AIM OF THE TASK: Reproduce each line from the records that holds "High".

INFORMATION SHOWN:

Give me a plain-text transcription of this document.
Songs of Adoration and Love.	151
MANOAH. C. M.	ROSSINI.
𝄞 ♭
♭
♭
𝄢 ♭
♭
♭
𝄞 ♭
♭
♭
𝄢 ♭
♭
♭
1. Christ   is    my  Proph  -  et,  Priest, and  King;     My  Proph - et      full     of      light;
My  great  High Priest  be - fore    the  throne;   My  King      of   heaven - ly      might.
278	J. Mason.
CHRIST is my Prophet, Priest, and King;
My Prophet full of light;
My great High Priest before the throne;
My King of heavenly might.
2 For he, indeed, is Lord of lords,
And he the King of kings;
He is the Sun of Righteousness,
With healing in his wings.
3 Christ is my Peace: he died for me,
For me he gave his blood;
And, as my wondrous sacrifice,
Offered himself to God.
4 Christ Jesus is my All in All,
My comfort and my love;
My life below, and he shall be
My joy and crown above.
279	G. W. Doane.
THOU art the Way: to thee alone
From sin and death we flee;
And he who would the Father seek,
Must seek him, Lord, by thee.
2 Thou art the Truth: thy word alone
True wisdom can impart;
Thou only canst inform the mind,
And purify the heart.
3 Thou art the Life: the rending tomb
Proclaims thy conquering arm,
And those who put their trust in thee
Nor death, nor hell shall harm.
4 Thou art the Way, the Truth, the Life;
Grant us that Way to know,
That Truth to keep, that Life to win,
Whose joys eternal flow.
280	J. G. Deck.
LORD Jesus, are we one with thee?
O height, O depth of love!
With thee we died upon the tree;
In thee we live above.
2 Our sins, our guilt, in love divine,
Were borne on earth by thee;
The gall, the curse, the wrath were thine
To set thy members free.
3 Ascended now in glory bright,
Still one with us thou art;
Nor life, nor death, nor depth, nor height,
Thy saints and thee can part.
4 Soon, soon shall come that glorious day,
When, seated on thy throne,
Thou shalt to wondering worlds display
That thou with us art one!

WRITTEN REPLY:
My  great  High Priest  be - fore    the  throne;   My  King      of   heaven - ly      might.
My great High Priest before the throne;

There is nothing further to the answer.